#### Stored records
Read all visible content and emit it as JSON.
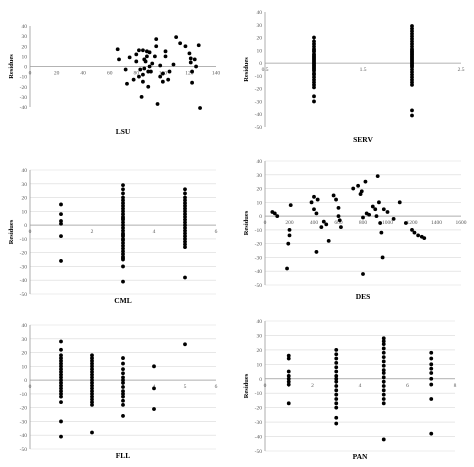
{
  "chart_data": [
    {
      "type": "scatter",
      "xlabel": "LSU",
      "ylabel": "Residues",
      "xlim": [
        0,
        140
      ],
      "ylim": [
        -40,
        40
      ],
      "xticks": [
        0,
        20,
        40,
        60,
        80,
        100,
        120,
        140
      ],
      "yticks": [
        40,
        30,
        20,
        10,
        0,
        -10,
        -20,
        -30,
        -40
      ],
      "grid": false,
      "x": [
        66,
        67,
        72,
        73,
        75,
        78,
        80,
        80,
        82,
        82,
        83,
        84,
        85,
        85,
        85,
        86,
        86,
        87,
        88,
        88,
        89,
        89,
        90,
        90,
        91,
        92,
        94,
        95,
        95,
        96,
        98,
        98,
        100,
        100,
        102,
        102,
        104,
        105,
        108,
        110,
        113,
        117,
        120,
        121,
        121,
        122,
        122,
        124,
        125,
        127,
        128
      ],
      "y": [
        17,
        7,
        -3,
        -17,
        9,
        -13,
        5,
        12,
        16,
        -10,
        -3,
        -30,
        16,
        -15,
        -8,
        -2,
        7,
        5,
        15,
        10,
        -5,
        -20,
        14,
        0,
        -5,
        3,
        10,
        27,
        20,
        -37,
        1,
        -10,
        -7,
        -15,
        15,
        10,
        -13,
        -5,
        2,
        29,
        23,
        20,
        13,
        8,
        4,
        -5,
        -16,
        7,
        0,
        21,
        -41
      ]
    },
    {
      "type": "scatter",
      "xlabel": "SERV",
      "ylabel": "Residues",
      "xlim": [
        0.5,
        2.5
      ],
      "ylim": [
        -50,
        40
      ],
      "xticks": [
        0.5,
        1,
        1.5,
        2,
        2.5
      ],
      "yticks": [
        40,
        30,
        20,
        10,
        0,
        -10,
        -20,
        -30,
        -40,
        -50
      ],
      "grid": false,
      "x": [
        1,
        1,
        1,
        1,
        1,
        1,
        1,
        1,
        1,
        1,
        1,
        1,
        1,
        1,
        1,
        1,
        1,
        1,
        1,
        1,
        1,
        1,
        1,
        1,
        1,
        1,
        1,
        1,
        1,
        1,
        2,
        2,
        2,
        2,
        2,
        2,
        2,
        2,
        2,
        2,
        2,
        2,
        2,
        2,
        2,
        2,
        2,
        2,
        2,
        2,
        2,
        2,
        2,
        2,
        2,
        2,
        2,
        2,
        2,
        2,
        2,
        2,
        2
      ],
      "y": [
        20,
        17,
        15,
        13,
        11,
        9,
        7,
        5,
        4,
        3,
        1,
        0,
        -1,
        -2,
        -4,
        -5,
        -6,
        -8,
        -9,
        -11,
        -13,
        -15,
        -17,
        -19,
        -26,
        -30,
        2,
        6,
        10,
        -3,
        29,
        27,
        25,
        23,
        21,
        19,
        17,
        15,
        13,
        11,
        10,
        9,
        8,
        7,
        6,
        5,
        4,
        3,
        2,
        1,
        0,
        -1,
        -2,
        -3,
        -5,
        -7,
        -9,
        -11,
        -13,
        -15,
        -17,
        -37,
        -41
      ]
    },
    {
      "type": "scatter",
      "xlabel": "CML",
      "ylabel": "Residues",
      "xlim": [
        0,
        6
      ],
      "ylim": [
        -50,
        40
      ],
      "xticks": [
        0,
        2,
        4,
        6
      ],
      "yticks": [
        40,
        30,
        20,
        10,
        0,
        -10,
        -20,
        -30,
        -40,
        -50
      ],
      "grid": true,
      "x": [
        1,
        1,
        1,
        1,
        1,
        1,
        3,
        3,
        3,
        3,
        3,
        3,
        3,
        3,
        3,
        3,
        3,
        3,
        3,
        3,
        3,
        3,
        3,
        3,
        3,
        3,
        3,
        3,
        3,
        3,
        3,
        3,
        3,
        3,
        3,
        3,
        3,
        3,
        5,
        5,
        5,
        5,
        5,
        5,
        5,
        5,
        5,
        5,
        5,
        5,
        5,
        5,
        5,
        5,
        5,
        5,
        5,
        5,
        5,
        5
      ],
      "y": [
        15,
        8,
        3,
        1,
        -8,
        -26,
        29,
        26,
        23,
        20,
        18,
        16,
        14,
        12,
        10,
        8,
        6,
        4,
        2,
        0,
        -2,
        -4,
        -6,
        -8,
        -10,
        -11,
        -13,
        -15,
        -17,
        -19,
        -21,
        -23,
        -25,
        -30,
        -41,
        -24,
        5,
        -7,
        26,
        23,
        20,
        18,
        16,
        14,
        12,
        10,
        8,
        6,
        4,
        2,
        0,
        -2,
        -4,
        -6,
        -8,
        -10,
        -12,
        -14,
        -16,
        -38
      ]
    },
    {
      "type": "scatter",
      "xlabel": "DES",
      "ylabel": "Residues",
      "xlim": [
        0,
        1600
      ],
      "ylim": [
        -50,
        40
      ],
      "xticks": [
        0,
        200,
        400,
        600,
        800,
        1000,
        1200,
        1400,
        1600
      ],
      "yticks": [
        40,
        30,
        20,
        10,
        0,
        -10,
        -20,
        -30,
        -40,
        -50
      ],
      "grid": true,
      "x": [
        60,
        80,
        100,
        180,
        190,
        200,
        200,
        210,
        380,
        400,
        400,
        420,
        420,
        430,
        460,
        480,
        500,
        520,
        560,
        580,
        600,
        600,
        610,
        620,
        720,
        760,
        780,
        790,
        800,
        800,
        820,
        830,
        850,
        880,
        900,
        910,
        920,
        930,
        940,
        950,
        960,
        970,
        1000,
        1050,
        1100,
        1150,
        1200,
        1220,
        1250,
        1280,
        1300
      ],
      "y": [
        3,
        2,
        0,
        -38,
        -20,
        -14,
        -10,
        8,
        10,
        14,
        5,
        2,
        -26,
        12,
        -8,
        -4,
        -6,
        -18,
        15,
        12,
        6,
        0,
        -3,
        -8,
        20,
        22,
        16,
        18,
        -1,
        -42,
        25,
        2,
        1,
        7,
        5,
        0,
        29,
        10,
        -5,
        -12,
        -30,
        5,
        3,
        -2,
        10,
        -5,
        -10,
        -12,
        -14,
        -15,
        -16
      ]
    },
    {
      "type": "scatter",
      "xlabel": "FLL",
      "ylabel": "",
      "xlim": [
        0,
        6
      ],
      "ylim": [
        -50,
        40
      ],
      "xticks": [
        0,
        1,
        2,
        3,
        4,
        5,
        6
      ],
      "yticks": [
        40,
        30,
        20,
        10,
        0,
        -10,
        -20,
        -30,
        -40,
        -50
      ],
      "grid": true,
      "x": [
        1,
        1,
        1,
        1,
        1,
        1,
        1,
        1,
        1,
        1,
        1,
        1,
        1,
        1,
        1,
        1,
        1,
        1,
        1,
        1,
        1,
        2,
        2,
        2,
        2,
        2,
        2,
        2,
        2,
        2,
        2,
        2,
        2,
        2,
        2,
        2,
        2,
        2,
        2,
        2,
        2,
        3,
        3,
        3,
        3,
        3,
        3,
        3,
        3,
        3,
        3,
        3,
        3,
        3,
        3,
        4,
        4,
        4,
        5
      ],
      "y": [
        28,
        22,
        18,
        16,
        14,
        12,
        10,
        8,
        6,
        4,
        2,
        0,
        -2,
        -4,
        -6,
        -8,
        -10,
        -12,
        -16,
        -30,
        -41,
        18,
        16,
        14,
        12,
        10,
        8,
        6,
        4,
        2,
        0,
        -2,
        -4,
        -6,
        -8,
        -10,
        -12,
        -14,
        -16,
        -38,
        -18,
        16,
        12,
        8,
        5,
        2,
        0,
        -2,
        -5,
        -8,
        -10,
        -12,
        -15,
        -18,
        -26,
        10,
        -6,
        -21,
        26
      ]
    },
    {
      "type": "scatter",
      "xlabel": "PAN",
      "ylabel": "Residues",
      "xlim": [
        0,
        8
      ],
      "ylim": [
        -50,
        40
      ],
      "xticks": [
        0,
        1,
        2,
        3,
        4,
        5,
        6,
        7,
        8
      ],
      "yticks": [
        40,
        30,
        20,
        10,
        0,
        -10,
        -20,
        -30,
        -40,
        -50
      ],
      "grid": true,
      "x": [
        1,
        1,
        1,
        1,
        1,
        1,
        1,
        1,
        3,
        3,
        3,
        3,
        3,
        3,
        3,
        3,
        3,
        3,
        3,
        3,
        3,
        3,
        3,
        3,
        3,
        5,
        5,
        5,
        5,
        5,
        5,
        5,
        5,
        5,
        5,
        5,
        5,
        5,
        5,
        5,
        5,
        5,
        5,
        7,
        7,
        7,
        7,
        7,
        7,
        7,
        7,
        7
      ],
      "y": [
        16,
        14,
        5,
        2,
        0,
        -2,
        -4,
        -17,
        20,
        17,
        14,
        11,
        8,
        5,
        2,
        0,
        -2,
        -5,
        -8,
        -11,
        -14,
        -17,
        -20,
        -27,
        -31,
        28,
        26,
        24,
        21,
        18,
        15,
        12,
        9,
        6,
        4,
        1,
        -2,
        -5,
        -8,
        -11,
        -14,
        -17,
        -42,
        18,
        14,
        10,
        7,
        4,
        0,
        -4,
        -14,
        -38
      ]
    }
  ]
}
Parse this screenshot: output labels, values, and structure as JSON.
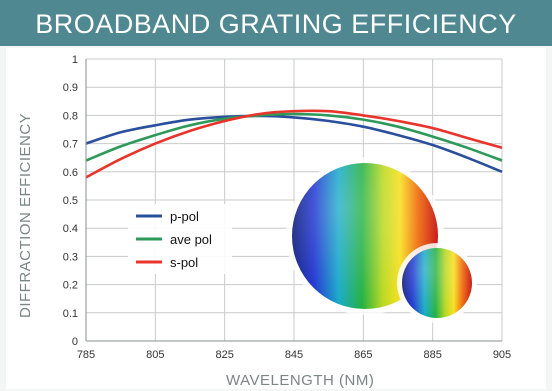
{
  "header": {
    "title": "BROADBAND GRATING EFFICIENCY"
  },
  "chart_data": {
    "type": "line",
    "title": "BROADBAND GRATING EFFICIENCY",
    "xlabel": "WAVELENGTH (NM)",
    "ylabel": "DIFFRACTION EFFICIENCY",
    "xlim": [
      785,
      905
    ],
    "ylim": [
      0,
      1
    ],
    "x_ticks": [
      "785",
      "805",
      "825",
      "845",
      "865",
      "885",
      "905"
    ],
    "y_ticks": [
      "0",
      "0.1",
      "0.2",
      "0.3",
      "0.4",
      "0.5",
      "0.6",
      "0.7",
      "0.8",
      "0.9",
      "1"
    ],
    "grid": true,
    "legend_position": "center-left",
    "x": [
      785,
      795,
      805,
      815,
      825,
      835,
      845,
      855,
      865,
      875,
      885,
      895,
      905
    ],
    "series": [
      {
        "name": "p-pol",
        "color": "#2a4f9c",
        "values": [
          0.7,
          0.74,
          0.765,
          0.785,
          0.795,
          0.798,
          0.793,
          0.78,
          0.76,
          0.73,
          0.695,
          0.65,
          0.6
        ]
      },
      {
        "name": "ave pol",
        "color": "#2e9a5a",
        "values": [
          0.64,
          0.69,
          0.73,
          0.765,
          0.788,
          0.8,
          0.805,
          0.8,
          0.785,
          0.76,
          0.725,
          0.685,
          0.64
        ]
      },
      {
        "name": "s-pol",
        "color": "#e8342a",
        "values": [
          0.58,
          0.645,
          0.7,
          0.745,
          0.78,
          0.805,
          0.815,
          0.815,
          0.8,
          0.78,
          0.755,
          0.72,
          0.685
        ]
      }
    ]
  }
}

#### Work to do
Track down the lines that include the word "EFFICIENCY" and copy them.

#### Correct output
    "title": "BROADBAND GRATING EFFICIENCY"
    "title": "BROADBAND GRATING EFFICIENCY",
    "ylabel": "DIFFRACTION EFFICIENCY",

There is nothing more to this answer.